**PASSAGE FOR REVIEW:**
——————————
Another observation was the great impact of dive profiles on air consumption and allowable bottom time. When I look at most of my dives once they are uploaded to the SmartTrac software on my PC, I see a descent to the maximum depth of the dive within the first few minutes, staying at that depth for just a minute or so, then usually a linear and gradual ascent. That's because in most dive sites that include slopes or reefs, you drop to the lowest point, then work your way up the wall or slope and then play around on top of the reef or wall until it's time to go up. You could call this a "stairs" profile where you take the elevator to the bottom, then walk back up the stairs.
With "stair" profiles you can go to 120 feet and still have a dive lasting more than an hour on a standard 80 cubic foot tank. That's because the average depth of the dive will be just 30 to 50 feet, depending on the depth of the top of the reef where you spend most of your time.
With deep wrecks (or deep reefs or any dive where you have to first drop a long distance), you dive a "square" profile, which means you drop down to your maximum depth, stay there for the duration of the dive, then come back up the line. This way you spend much more time at depth, drain your tank much faster because you breathe air that is more compressed, and accumulate nitrogen more quickly, reducing your bottom time.
In each of my dives to the Yukon the factors that determined the length of my dive were first, my remaining nitrogen time; second, temperature; and only third remaining air in my tank. All my dives were between 30 and 40 minutes. On each I used up all my allowable nitrogen time even though I never went deeper than 85 feet, and on each I returned with plenty enough air left in my tank.
——————————
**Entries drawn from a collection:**
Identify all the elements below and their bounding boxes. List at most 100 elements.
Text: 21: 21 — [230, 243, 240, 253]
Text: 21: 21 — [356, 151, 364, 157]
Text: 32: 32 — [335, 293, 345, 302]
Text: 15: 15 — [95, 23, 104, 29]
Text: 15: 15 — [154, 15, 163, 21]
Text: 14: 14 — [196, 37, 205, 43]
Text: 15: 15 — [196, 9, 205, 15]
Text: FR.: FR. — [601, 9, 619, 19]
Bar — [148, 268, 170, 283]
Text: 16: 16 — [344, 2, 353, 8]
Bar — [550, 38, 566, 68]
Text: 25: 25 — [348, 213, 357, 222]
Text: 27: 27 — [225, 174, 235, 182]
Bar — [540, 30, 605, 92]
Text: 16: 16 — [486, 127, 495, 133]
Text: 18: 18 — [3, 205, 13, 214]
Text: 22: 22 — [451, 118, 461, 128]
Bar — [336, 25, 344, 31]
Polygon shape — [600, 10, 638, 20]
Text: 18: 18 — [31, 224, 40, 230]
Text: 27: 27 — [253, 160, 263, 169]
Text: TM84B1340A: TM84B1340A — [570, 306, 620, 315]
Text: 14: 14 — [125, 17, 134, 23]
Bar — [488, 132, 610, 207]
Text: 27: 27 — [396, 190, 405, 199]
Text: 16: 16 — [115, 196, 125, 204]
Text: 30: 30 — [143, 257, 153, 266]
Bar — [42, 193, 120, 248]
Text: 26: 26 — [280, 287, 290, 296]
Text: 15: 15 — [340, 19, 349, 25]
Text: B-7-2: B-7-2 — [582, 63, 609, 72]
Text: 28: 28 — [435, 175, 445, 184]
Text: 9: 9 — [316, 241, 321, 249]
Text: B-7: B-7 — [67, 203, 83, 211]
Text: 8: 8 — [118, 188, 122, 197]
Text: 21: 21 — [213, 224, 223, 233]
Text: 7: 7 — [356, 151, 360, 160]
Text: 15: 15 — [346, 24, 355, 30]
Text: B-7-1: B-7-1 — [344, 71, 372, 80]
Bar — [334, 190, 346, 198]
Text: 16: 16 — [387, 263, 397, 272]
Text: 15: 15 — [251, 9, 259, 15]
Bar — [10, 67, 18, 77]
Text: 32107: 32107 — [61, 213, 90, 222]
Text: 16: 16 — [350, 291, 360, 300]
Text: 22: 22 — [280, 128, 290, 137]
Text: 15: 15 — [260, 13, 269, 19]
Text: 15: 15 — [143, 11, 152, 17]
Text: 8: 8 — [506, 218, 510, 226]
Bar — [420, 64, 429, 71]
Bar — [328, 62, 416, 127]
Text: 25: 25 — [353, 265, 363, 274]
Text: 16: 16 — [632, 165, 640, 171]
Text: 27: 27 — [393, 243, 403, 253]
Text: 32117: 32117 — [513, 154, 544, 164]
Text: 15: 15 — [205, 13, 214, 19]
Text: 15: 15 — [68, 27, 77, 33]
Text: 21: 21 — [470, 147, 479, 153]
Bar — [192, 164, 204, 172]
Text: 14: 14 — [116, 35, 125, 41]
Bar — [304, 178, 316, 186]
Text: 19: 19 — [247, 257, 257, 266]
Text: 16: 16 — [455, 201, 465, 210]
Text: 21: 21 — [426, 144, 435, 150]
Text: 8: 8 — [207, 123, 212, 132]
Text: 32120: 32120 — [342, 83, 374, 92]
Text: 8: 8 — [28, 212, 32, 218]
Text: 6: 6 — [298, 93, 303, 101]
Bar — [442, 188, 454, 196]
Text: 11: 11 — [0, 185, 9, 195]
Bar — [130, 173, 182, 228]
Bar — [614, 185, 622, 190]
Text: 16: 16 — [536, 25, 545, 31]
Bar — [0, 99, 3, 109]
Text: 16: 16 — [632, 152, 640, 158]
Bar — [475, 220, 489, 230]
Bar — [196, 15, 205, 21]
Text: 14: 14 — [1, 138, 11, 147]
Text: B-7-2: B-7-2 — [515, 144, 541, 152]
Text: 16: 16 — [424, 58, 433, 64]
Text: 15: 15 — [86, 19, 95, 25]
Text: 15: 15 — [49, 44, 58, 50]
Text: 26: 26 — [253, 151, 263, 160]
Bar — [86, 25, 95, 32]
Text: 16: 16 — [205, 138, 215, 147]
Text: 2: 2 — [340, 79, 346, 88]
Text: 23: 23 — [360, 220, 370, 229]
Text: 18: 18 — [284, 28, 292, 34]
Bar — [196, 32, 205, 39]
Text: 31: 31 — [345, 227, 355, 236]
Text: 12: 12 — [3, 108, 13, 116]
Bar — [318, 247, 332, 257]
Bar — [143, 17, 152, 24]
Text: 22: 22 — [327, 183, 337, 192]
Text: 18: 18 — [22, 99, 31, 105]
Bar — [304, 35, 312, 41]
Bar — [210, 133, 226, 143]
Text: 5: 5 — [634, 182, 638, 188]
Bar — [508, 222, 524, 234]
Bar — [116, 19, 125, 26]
——————————
**TASK ITEM A:** From the passage on dive profiles above, copy out word for word the section that opens with "With deep wrecks" and closes with "left in my tank.".
**TASK ITEM B:** Write the next part of the passage on dive profiles, picking up after its last sentence.

**WRITTEN REPLY A:**
With deep wrecks (or deep reefs or any dive where you have to first drop a long distance), you dive a "square" profile, which means you drop down to your maximum depth, stay there for the duration of the dive, then come back up the line. This way you spend much more time at depth, drain your tank much faster because you breathe air that is more compressed, and accumulate nitrogen more quickly, reducing your bottom time.
In each of my dives to the Yukon the factors that determined the length of my dive were first, my remaining nitrogen time; second, temperature; and only third remaining air in my tank. All my dives were between 30 and 40 minutes. On each I used up all my allowable nitrogen time even though I never went deeper than 85 feet, and on each I returned with plenty enough air left in my tank.

**WRITTEN REPLY B:**
I also noted that just as nitrogen accumulates in your body, exposure to the cold also seems to accumulate. I didn't feel cold on three wreck dives the second day, but on the third I was already shivering after the first dive. And so I skipped the final dive which was to the wreckage of the NOSC tower, a structure built in 1959 and used through the 1980s until it was toppled during an El Nino storm. Today it is a twisted mass of girders sitting in about 60 feet of water and reaching up as high as 30 feet. Carol reported it a fascinating dive site with wondrous colors and teeming life, including an abundance of some of the largest starfish seen anywhere.
I should add that Waterhorse Charter experienced tragedy when a diver died on the Yukon in September of 2010. It was a 39-year-old with plenty of experience who did the dive by himself. He was last seen apparently photographing something in the sand on the bottom by the Yukon. Upon return to the boat, it was noticed he was missing but by that time it was already too late. This tragic event will undoubtedly hang over the operation as a reminder that accidents can and will happen, and that diving is serious business that as adults we engage in knowing the risks. Quite obviously, dive operators must observe and practice the highest standards, but beyond that it would be most unfortunate if lawyers and grieving parties sued and regulated diving out of business. As is, dive operators offer fewer and fewer services in order to protect themselves from being held liable, essentially reducing themselves to being "taxi services." Insurance companies, which once drove muscle cars out of business and are now making healthcare increasingly unaffordable with ever-rising rates, may also end up making dive operations economically unfeasible. So let's hope reason will prevail.